─── Available records

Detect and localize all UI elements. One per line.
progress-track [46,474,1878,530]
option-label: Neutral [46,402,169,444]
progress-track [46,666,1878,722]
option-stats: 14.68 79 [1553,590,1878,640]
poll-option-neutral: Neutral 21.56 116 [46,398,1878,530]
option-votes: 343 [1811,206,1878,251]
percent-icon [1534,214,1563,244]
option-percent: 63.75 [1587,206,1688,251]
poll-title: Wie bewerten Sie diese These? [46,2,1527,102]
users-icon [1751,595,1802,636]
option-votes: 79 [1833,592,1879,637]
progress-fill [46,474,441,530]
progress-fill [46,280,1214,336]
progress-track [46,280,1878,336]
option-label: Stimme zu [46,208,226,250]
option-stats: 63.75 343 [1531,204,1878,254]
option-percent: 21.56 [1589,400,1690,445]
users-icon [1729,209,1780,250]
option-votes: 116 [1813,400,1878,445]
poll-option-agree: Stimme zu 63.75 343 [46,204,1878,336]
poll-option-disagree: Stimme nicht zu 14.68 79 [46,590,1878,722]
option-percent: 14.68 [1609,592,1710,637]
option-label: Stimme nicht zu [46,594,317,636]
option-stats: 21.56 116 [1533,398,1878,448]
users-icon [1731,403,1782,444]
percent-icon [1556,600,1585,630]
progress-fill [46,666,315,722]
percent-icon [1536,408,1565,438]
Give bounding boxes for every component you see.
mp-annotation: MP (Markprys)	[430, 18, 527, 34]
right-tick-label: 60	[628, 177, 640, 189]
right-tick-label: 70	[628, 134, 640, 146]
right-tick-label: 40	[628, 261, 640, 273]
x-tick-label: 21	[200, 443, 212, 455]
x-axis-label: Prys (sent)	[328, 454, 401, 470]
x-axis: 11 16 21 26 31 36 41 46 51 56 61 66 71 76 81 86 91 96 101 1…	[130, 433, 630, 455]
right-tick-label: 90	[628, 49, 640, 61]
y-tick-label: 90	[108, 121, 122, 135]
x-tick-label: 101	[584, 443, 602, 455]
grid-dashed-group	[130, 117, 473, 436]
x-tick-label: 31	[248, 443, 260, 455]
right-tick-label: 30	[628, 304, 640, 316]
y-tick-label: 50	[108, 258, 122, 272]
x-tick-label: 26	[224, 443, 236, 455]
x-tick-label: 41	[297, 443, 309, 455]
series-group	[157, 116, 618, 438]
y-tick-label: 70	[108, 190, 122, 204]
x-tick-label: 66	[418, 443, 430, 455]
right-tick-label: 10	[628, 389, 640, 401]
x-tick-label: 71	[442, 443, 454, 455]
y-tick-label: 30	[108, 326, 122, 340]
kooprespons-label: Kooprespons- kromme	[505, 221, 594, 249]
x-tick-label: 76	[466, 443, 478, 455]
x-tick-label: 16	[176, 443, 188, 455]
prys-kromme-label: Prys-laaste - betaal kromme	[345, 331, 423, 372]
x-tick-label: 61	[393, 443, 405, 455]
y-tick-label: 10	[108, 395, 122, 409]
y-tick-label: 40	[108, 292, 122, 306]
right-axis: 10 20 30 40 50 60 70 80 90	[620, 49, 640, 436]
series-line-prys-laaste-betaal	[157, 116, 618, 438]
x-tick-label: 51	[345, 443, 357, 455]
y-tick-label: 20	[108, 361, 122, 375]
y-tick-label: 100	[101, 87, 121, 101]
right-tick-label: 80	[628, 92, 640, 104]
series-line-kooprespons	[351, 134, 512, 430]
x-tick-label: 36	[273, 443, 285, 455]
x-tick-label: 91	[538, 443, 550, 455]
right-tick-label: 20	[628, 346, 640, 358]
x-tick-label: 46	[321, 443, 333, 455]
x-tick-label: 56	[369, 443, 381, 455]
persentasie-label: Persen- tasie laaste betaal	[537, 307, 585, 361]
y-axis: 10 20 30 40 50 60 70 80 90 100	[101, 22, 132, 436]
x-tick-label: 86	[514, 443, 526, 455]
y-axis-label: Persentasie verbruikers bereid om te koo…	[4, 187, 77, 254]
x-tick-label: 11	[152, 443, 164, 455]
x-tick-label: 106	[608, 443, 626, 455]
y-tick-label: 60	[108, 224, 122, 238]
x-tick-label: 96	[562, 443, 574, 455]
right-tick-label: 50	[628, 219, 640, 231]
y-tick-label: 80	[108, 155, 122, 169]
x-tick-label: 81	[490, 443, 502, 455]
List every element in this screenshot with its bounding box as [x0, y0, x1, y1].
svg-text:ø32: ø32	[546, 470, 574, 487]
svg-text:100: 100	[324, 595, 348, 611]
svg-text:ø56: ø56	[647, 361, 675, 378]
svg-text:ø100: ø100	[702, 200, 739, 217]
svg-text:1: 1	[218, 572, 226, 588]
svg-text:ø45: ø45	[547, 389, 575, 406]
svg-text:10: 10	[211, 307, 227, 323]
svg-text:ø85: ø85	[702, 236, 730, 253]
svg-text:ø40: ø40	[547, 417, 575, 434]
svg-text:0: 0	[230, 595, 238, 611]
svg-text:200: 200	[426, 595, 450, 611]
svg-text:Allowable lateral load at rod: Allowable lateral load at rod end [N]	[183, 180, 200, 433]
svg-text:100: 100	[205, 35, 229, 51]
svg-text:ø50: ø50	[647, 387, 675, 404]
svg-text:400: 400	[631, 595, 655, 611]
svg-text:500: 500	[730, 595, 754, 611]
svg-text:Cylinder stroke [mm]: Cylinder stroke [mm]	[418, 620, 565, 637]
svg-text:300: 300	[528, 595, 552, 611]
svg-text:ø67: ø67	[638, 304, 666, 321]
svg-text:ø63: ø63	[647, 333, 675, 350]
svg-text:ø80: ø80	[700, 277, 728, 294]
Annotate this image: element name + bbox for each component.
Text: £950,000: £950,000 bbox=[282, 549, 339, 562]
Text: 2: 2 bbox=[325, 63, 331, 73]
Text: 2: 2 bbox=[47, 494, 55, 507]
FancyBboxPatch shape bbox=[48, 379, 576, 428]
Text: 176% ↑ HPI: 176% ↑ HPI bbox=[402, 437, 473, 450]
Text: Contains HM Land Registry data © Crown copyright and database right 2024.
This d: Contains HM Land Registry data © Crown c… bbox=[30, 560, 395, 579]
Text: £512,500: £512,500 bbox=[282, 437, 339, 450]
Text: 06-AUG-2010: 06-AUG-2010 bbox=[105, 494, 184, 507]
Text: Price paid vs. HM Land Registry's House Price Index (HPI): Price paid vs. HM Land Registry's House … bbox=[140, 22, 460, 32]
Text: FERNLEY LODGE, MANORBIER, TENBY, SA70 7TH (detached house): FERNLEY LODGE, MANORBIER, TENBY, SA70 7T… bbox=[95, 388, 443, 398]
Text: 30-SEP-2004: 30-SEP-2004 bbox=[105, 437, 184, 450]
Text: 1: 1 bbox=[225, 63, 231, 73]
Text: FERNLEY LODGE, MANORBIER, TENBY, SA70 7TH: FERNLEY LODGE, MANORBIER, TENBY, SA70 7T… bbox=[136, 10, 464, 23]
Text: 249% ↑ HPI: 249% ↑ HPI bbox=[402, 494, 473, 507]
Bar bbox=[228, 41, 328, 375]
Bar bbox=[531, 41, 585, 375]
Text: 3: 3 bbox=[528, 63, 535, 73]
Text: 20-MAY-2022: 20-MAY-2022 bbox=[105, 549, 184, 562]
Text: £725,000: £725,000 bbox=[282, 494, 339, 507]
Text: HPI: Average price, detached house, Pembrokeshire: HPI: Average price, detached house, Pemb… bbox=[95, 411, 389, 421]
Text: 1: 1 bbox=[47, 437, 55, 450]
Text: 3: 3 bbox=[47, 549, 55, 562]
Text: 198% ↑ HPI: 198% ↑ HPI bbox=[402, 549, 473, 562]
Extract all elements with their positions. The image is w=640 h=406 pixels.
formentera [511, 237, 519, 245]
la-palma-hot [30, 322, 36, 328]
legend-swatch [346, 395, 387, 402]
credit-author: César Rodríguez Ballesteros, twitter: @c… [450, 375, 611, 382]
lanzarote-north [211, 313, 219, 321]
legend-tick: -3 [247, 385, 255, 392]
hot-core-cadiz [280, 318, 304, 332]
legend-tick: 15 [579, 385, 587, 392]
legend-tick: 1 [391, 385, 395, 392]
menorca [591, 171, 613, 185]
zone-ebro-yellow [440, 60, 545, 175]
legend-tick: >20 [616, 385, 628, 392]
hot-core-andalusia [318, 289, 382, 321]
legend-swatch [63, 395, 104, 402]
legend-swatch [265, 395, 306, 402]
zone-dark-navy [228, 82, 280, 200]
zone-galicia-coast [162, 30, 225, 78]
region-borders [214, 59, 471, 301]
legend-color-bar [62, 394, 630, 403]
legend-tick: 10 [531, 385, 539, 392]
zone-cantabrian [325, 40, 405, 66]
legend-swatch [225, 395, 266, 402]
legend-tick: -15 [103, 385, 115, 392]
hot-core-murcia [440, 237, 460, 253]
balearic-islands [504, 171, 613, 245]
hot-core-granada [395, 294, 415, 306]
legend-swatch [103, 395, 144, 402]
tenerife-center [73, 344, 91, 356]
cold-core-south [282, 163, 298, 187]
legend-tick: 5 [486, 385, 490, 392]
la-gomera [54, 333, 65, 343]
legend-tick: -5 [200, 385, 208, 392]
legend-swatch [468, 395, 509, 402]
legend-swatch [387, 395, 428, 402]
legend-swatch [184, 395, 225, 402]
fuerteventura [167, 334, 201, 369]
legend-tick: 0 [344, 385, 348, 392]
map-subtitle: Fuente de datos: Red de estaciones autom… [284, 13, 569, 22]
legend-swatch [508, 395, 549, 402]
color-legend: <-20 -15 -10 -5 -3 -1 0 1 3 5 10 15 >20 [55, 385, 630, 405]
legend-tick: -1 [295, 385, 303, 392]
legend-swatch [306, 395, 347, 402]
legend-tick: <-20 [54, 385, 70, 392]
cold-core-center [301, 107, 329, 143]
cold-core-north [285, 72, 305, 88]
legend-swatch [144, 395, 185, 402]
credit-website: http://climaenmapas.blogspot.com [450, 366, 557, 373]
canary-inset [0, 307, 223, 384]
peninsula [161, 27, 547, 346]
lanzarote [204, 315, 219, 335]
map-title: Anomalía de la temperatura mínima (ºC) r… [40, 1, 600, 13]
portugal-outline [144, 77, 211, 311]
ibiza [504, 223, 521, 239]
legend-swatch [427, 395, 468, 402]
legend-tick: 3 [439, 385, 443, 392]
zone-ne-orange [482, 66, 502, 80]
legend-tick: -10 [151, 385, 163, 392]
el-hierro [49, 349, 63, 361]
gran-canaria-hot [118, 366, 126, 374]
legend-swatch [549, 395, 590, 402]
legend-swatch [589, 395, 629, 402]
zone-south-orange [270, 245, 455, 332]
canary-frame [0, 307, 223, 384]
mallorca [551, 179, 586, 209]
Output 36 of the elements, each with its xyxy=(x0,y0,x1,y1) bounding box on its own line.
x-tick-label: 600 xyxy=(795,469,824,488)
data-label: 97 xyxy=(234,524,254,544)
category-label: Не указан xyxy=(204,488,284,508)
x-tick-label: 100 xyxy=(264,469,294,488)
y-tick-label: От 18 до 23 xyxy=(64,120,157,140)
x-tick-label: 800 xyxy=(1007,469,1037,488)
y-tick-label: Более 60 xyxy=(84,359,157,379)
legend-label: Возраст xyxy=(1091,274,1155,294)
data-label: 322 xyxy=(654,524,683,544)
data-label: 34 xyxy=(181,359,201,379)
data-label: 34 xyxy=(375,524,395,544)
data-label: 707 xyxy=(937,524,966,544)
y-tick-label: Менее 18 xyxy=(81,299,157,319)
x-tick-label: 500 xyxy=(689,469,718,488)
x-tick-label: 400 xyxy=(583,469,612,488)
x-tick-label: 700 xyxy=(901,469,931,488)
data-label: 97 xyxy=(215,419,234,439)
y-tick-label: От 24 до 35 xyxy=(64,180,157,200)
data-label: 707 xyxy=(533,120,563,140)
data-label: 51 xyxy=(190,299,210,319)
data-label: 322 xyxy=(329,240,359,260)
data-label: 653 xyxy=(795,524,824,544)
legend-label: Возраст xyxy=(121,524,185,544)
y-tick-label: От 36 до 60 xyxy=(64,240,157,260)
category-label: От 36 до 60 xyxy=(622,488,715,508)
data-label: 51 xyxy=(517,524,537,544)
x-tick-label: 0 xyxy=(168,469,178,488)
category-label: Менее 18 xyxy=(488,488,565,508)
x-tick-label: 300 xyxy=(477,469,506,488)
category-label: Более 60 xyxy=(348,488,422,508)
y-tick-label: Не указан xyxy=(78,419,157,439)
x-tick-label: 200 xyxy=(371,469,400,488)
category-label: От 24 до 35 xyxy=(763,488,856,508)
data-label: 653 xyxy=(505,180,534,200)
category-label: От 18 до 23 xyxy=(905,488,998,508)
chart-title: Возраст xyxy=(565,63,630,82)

──────

Format the material from its first line up to and including the line containing "option-percent: 21.56 [1589,400,1690,445]" as a Markdown table with the columns Row and Line, skipping any blank lines.

> Output for this exercise
| Row | Line |
|---|---|
| 1 | Detect and localize all UI elements. One per line. |
| 2 | progress-track [46,474,1878,530] |
| 3 | option-label: Neutral [46,402,169,444] |
| 4 | progress-track [46,666,1878,722] |
| 5 | option-stats: 14.68 79 [1553,590,1878,640] |
| 6 | poll-option-neutral: Neutral 21.56 116 [46,398,1878,530] |
| 7 | option-votes: 343 [1811,206,1878,251] |
| 8 | percent-icon [1534,214,1563,244] |
| 9 | option-percent: 63.75 [1587,206,1688,251] |
| 10 | poll-title: Wie bewerten Sie diese These? [46,2,1527,102] |
| 11 | users-icon [1751,595,1802,636] |
| 12 | option-votes: 79 [1833,592,1879,637] |
| 13 | progress-fill [46,474,441,530] |
| 14 | progress-fill [46,280,1214,336] |
| 15 | progress-track [46,280,1878,336] |
| 16 | option-label: Stimme zu [46,208,226,250] |
| 17 | option-stats: 63.75 343 [1531,204,1878,254] |
| 18 | option-percent: 21.56 [1589,400,1690,445] |